● **REQUIRED WORK**:
Repeat the material exactly, every line of it.

● **DATA EXTRACT**:

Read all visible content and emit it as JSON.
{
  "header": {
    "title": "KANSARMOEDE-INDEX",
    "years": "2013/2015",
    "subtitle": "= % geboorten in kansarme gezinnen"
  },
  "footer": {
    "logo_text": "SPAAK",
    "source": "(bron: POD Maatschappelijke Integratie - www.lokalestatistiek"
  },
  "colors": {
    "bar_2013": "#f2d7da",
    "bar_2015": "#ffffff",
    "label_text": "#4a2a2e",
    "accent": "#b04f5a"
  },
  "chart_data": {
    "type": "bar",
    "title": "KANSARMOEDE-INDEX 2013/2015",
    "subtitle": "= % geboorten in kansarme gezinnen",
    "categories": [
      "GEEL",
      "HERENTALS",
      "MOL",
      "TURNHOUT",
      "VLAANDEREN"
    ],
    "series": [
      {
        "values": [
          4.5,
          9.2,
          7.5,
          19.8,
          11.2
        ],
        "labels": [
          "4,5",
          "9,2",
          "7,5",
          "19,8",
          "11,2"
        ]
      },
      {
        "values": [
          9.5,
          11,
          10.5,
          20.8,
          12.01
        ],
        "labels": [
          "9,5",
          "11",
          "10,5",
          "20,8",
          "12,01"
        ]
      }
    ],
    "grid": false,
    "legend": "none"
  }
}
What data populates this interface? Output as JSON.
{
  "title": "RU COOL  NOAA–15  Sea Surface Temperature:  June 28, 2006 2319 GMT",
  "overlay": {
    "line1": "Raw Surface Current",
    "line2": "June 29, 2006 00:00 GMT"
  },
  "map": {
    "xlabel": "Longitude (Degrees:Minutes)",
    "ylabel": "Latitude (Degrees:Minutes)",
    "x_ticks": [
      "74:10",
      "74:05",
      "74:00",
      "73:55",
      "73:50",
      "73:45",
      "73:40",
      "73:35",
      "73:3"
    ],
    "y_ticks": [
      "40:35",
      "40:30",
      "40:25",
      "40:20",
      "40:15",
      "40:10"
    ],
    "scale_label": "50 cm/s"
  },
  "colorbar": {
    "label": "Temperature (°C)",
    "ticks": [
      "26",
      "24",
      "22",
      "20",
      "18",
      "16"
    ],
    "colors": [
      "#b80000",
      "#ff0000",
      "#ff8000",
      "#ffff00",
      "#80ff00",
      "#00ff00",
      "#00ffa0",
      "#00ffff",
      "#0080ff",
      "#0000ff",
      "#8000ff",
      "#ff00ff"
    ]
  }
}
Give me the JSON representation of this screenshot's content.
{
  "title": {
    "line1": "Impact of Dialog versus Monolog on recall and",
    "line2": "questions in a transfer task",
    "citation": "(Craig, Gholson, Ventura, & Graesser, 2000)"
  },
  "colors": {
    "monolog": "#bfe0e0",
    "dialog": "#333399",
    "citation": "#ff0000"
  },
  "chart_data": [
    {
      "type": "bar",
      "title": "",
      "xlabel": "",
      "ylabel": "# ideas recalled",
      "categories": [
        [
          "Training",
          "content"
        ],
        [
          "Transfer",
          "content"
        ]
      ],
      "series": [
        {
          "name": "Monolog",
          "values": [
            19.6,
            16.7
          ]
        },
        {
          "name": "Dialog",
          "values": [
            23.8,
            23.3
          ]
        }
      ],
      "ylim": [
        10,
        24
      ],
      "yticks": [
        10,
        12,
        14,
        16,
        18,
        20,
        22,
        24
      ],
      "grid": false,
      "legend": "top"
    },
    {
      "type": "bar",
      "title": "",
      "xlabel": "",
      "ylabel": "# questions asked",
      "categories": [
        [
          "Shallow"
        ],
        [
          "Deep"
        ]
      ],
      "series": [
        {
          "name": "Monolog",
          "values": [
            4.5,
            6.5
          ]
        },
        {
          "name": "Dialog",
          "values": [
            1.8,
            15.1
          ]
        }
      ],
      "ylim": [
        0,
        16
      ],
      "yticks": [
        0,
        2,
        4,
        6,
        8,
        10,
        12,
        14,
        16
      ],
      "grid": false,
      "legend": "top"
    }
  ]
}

● **SOLUTION TO THIS PROBLEM**:
Read all visible content and emit it as JSON.
{
  "header": {
    "title": "KANSARMOEDE-INDEX",
    "years": "2013/2015",
    "subtitle": "= % geboorten in kansarme gezinnen"
  },
  "footer": {
    "logo_text": "SPAAK",
    "source": "(bron: POD Maatschappelijke Integratie - www.lokalestatistiek"
  },
  "colors": {
    "bar_2013": "#f2d7da",
    "bar_2015": "#ffffff",
    "label_text": "#4a2a2e",
    "accent": "#b04f5a"
  },
  "chart_data": {
    "type": "bar",
    "title": "KANSARMOEDE-INDEX 2013/2015",
    "subtitle": "= % geboorten in kansarme gezinnen",
    "categories": [
      "GEEL",
      "HERENTALS",
      "MOL",
      "TURNHOUT",
      "VLAANDEREN"
    ],
    "series": [
      {
        "values": [
          4.5,
          9.2,
          7.5,
          19.8,
          11.2
        ],
        "labels": [
          "4,5",
          "9,2",
          "7,5",
          "19,8",
          "11,2"
        ]
      },
      {
        "values": [
          9.5,
          11,
          10.5,
          20.8,
          12.01
        ],
        "labels": [
          "9,5",
          "11",
          "10,5",
          "20,8",
          "12,01"
        ]
      }
    ],
    "grid": false,
    "legend": "none"
  }
}
What data populates this interface? Output as JSON.
{
  "title": "RU COOL  NOAA–15  Sea Surface Temperature:  June 28, 2006 2319 GMT",
  "overlay": {
    "line1": "Raw Surface Current",
    "line2": "June 29, 2006 00:00 GMT"
  },
  "map": {
    "xlabel": "Longitude (Degrees:Minutes)",
    "ylabel": "Latitude (Degrees:Minutes)",
    "x_ticks": [
      "74:10",
      "74:05",
      "74:00",
      "73:55",
      "73:50",
      "73:45",
      "73:40",
      "73:35",
      "73:3"
    ],
    "y_ticks": [
      "40:35",
      "40:30",
      "40:25",
      "40:20",
      "40:15",
      "40:10"
    ],
    "scale_label": "50 cm/s"
  },
  "colorbar": {
    "label": "Temperature (°C)",
    "ticks": [
      "26",
      "24",
      "22",
      "20",
      "18",
      "16"
    ],
    "colors": [
      "#b80000",
      "#ff0000",
      "#ff8000",
      "#ffff00",
      "#80ff00",
      "#00ff00",
      "#00ffa0",
      "#00ffff",
      "#0080ff",
      "#0000ff",
      "#8000ff",
      "#ff00ff"
    ]
  }
}
Give me the JSON representation of this screenshot's content.
{
  "title": {
    "line1": "Impact of Dialog versus Monolog on recall and",
    "line2": "questions in a transfer task",
    "citation": "(Craig, Gholson, Ventura, & Graesser, 2000)"
  },
  "colors": {
    "monolog": "#bfe0e0",
    "dialog": "#333399",
    "citation": "#ff0000"
  },
  "chart_data": [
    {
      "type": "bar",
      "title": "",
      "xlabel": "",
      "ylabel": "# ideas recalled",
      "categories": [
        [
          "Training",
          "content"
        ],
        [
          "Transfer",
          "content"
        ]
      ],
      "series": [
        {
          "name": "Monolog",
          "values": [
            19.6,
            16.7
          ]
        },
        {
          "name": "Dialog",
          "values": [
            23.8,
            23.3
          ]
        }
      ],
      "ylim": [
        10,
        24
      ],
      "yticks": [
        10,
        12,
        14,
        16,
        18,
        20,
        22,
        24
      ],
      "grid": false,
      "legend": "top"
    },
    {
      "type": "bar",
      "title": "",
      "xlabel": "",
      "ylabel": "# questions asked",
      "categories": [
        [
          "Shallow"
        ],
        [
          "Deep"
        ]
      ],
      "series": [
        {
          "name": "Monolog",
          "values": [
            4.5,
            6.5
          ]
        },
        {
          "name": "Dialog",
          "values": [
            1.8,
            15.1
          ]
        }
      ],
      "ylim": [
        0,
        16
      ],
      "yticks": [
        0,
        2,
        4,
        6,
        8,
        10,
        12,
        14,
        16
      ],
      "grid": false,
      "legend": "top"
    }
  ]
}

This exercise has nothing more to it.